→ Your goal: Return each entry exactly, omitting nothing.

[Part of a data file]
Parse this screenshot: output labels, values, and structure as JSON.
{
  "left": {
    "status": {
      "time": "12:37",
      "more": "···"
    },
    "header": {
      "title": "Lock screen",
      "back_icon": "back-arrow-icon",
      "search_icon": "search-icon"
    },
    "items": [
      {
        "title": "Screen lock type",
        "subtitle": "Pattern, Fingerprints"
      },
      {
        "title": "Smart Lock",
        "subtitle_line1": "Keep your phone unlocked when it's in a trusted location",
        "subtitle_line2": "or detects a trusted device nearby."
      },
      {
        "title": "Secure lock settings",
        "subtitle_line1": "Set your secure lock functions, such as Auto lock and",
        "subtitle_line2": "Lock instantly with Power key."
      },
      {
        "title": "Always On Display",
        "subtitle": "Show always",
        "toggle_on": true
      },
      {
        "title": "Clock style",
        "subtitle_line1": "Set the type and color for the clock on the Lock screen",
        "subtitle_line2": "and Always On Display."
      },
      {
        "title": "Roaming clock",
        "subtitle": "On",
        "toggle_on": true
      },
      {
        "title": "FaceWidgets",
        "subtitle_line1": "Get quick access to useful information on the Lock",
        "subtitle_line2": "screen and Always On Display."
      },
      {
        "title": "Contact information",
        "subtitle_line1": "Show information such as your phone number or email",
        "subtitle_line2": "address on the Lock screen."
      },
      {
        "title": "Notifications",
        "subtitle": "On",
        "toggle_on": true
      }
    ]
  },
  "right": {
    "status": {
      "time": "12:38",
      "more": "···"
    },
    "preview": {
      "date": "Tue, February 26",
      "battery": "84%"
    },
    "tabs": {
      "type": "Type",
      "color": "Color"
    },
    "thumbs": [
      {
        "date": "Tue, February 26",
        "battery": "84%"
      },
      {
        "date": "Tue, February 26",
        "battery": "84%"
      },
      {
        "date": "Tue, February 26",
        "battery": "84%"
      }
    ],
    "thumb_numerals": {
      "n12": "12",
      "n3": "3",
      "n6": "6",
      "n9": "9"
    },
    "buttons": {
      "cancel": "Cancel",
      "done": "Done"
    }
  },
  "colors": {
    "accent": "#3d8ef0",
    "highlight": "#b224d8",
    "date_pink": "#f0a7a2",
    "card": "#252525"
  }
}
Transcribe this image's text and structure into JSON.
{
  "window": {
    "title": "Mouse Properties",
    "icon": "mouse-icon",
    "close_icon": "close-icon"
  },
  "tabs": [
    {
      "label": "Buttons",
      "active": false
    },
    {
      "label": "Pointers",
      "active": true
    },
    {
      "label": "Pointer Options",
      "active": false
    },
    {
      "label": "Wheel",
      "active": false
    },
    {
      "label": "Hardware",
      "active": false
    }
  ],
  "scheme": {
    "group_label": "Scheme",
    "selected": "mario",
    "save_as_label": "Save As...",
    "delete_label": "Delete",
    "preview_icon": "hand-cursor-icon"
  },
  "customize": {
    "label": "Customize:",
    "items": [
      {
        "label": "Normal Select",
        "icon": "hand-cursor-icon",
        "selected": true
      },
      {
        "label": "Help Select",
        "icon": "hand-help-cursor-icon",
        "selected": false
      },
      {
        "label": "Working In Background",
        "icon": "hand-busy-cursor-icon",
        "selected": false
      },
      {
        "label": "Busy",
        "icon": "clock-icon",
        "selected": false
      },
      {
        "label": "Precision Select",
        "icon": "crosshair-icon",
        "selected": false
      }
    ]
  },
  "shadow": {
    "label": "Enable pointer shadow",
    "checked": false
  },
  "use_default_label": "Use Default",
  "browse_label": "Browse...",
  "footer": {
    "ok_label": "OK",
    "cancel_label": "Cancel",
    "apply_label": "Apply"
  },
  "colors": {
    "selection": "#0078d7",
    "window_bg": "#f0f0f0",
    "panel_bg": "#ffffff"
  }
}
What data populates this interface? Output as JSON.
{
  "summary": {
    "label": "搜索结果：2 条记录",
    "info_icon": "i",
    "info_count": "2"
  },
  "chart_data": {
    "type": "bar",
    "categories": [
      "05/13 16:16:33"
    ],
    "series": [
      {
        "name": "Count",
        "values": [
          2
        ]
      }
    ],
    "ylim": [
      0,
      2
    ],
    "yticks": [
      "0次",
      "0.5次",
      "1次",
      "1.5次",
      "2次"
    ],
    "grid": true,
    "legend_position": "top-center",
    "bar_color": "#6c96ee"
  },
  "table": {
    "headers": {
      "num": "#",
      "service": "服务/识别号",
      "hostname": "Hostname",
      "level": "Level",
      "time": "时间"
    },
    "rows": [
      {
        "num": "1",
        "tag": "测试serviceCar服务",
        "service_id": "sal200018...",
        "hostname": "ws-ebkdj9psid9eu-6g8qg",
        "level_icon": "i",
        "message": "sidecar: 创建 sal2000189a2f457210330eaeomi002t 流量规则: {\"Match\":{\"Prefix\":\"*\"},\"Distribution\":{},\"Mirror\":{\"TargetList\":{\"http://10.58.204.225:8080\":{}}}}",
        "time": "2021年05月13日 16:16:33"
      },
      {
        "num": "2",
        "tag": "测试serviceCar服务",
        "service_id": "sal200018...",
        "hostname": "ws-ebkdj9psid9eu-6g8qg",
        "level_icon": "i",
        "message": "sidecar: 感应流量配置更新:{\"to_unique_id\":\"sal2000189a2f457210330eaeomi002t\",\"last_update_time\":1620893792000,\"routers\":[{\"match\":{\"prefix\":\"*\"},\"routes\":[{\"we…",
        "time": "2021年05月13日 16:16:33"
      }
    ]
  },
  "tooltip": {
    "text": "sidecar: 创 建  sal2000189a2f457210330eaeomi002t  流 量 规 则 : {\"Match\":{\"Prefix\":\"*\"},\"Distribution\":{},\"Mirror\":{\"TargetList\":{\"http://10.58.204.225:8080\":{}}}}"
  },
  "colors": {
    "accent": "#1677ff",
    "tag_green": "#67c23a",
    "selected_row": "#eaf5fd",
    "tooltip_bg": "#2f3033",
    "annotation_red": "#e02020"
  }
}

→ Task answer:
Parse this screenshot: output labels, values, and structure as JSON.
{
  "left": {
    "status": {
      "time": "12:37",
      "more": "···"
    },
    "header": {
      "title": "Lock screen",
      "back_icon": "back-arrow-icon",
      "search_icon": "search-icon"
    },
    "items": [
      {
        "title": "Screen lock type",
        "subtitle": "Pattern, Fingerprints"
      },
      {
        "title": "Smart Lock",
        "subtitle_line1": "Keep your phone unlocked when it's in a trusted location",
        "subtitle_line2": "or detects a trusted device nearby."
      },
      {
        "title": "Secure lock settings",
        "subtitle_line1": "Set your secure lock functions, such as Auto lock and",
        "subtitle_line2": "Lock instantly with Power key."
      },
      {
        "title": "Always On Display",
        "subtitle": "Show always",
        "toggle_on": true
      },
      {
        "title": "Clock style",
        "subtitle_line1": "Set the type and color for the clock on the Lock screen",
        "subtitle_line2": "and Always On Display."
      },
      {
        "title": "Roaming clock",
        "subtitle": "On",
        "toggle_on": true
      },
      {
        "title": "FaceWidgets",
        "subtitle_line1": "Get quick access to useful information on the Lock",
        "subtitle_line2": "screen and Always On Display."
      },
      {
        "title": "Contact information",
        "subtitle_line1": "Show information such as your phone number or email",
        "subtitle_line2": "address on the Lock screen."
      },
      {
        "title": "Notifications",
        "subtitle": "On",
        "toggle_on": true
      }
    ]
  },
  "right": {
    "status": {
      "time": "12:38",
      "more": "···"
    },
    "preview": {
      "date": "Tue, February 26",
      "battery": "84%"
    },
    "tabs": {
      "type": "Type",
      "color": "Color"
    },
    "thumbs": [
      {
        "date": "Tue, February 26",
        "battery": "84%"
      },
      {
        "date": "Tue, February 26",
        "battery": "84%"
      },
      {
        "date": "Tue, February 26",
        "battery": "84%"
      }
    ],
    "thumb_numerals": {
      "n12": "12",
      "n3": "3",
      "n6": "6",
      "n9": "9"
    },
    "buttons": {
      "cancel": "Cancel",
      "done": "Done"
    }
  },
  "colors": {
    "accent": "#3d8ef0",
    "highlight": "#b224d8",
    "date_pink": "#f0a7a2",
    "card": "#252525"
  }
}
Transcribe this image's text and structure into JSON.
{
  "window": {
    "title": "Mouse Properties",
    "icon": "mouse-icon",
    "close_icon": "close-icon"
  },
  "tabs": [
    {
      "label": "Buttons",
      "active": false
    },
    {
      "label": "Pointers",
      "active": true
    },
    {
      "label": "Pointer Options",
      "active": false
    },
    {
      "label": "Wheel",
      "active": false
    },
    {
      "label": "Hardware",
      "active": false
    }
  ],
  "scheme": {
    "group_label": "Scheme",
    "selected": "mario",
    "save_as_label": "Save As...",
    "delete_label": "Delete",
    "preview_icon": "hand-cursor-icon"
  },
  "customize": {
    "label": "Customize:",
    "items": [
      {
        "label": "Normal Select",
        "icon": "hand-cursor-icon",
        "selected": true
      },
      {
        "label": "Help Select",
        "icon": "hand-help-cursor-icon",
        "selected": false
      },
      {
        "label": "Working In Background",
        "icon": "hand-busy-cursor-icon",
        "selected": false
      },
      {
        "label": "Busy",
        "icon": "clock-icon",
        "selected": false
      },
      {
        "label": "Precision Select",
        "icon": "crosshair-icon",
        "selected": false
      }
    ]
  },
  "shadow": {
    "label": "Enable pointer shadow",
    "checked": false
  },
  "use_default_label": "Use Default",
  "browse_label": "Browse...",
  "footer": {
    "ok_label": "OK",
    "cancel_label": "Cancel",
    "apply_label": "Apply"
  },
  "colors": {
    "selection": "#0078d7",
    "window_bg": "#f0f0f0",
    "panel_bg": "#ffffff"
  }
}
What data populates this interface? Output as JSON.
{
  "summary": {
    "label": "搜索结果：2 条记录",
    "info_icon": "i",
    "info_count": "2"
  },
  "chart_data": {
    "type": "bar",
    "categories": [
      "05/13 16:16:33"
    ],
    "series": [
      {
        "name": "Count",
        "values": [
          2
        ]
      }
    ],
    "ylim": [
      0,
      2
    ],
    "yticks": [
      "0次",
      "0.5次",
      "1次",
      "1.5次",
      "2次"
    ],
    "grid": true,
    "legend_position": "top-center",
    "bar_color": "#6c96ee"
  },
  "table": {
    "headers": {
      "num": "#",
      "service": "服务/识别号",
      "hostname": "Hostname",
      "level": "Level",
      "time": "时间"
    },
    "rows": [
      {
        "num": "1",
        "tag": "测试serviceCar服务",
        "service_id": "sal200018...",
        "hostname": "ws-ebkdj9psid9eu-6g8qg",
        "level_icon": "i",
        "message": "sidecar: 创建 sal2000189a2f457210330eaeomi002t 流量规则: {\"Match\":{\"Prefix\":\"*\"},\"Distribution\":{},\"Mirror\":{\"TargetList\":{\"http://10.58.204.225:8080\":{}}}}",
        "time": "2021年05月13日 16:16:33"
      },
      {
        "num": "2",
        "tag": "测试serviceCar服务",
        "service_id": "sal200018...",
        "hostname": "ws-ebkdj9psid9eu-6g8qg",
        "level_icon": "i",
        "message": "sidecar: 感应流量配置更新:{\"to_unique_id\":\"sal2000189a2f457210330eaeomi002t\",\"last_update_time\":1620893792000,\"routers\":[{\"match\":{\"prefix\":\"*\"},\"routes\":[{\"we…",
        "time": "2021年05月13日 16:16:33"
      }
    ]
  },
  "tooltip": {
    "text": "sidecar: 创 建  sal2000189a2f457210330eaeomi002t  流 量 规 则 : {\"Match\":{\"Prefix\":\"*\"},\"Distribution\":{},\"Mirror\":{\"TargetList\":{\"http://10.58.204.225:8080\":{}}}}"
  },
  "colors": {
    "accent": "#1677ff",
    "tag_green": "#67c23a",
    "selected_row": "#eaf5fd",
    "tooltip_bg": "#2f3033",
    "annotation_red": "#e02020"
  }
}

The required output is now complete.